* begin ENTRIES SUPPLIED *

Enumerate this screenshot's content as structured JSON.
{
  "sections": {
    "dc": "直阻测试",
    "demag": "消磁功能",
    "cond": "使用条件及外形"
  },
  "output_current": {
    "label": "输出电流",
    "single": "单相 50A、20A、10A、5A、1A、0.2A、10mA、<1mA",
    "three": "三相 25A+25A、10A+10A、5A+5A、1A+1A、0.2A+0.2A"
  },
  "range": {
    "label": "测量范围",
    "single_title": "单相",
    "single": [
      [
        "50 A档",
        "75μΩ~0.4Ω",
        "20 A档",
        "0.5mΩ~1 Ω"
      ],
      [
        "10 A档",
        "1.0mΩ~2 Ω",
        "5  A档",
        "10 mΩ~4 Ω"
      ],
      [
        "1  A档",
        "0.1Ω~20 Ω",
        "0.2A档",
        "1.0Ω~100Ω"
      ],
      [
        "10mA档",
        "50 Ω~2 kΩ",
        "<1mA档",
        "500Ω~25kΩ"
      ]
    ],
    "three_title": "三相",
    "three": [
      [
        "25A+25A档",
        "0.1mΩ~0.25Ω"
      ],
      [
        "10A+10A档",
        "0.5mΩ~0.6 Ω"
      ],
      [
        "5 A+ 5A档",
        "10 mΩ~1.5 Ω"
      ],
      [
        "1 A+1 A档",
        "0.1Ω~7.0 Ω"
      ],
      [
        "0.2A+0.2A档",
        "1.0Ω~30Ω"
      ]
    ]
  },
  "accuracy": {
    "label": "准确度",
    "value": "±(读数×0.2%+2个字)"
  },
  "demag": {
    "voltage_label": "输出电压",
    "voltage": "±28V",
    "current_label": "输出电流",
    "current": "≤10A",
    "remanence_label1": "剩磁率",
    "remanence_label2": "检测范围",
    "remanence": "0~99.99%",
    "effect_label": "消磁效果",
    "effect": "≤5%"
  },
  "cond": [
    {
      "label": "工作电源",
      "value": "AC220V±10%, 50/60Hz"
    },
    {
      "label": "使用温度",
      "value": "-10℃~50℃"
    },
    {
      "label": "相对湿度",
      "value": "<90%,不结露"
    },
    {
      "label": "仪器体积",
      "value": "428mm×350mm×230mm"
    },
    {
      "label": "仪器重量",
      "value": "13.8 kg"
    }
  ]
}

* end ENTRIES SUPPLIED *

*EXERCISE REQUIREMENTS:* Repeat the lines above exactly.

*COMPLETED TASK:*
Enumerate this screenshot's content as structured JSON.
{
  "sections": {
    "dc": "直阻测试",
    "demag": "消磁功能",
    "cond": "使用条件及外形"
  },
  "output_current": {
    "label": "输出电流",
    "single": "单相 50A、20A、10A、5A、1A、0.2A、10mA、<1mA",
    "three": "三相 25A+25A、10A+10A、5A+5A、1A+1A、0.2A+0.2A"
  },
  "range": {
    "label": "测量范围",
    "single_title": "单相",
    "single": [
      [
        "50 A档",
        "75μΩ~0.4Ω",
        "20 A档",
        "0.5mΩ~1 Ω"
      ],
      [
        "10 A档",
        "1.0mΩ~2 Ω",
        "5  A档",
        "10 mΩ~4 Ω"
      ],
      [
        "1  A档",
        "0.1Ω~20 Ω",
        "0.2A档",
        "1.0Ω~100Ω"
      ],
      [
        "10mA档",
        "50 Ω~2 kΩ",
        "<1mA档",
        "500Ω~25kΩ"
      ]
    ],
    "three_title": "三相",
    "three": [
      [
        "25A+25A档",
        "0.1mΩ~0.25Ω"
      ],
      [
        "10A+10A档",
        "0.5mΩ~0.6 Ω"
      ],
      [
        "5 A+ 5A档",
        "10 mΩ~1.5 Ω"
      ],
      [
        "1 A+1 A档",
        "0.1Ω~7.0 Ω"
      ],
      [
        "0.2A+0.2A档",
        "1.0Ω~30Ω"
      ]
    ]
  },
  "accuracy": {
    "label": "准确度",
    "value": "±(读数×0.2%+2个字)"
  },
  "demag": {
    "voltage_label": "输出电压",
    "voltage": "±28V",
    "current_label": "输出电流",
    "current": "≤10A",
    "remanence_label1": "剩磁率",
    "remanence_label2": "检测范围",
    "remanence": "0~99.99%",
    "effect_label": "消磁效果",
    "effect": "≤5%"
  },
  "cond": [
    {
      "label": "工作电源",
      "value": "AC220V±10%, 50/60Hz"
    },
    {
      "label": "使用温度",
      "value": "-10℃~50℃"
    },
    {
      "label": "相对湿度",
      "value": "<90%,不结露"
    },
    {
      "label": "仪器体积",
      "value": "428mm×350mm×230mm"
    },
    {
      "label": "仪器重量",
      "value": "13.8 kg"
    }
  ]
}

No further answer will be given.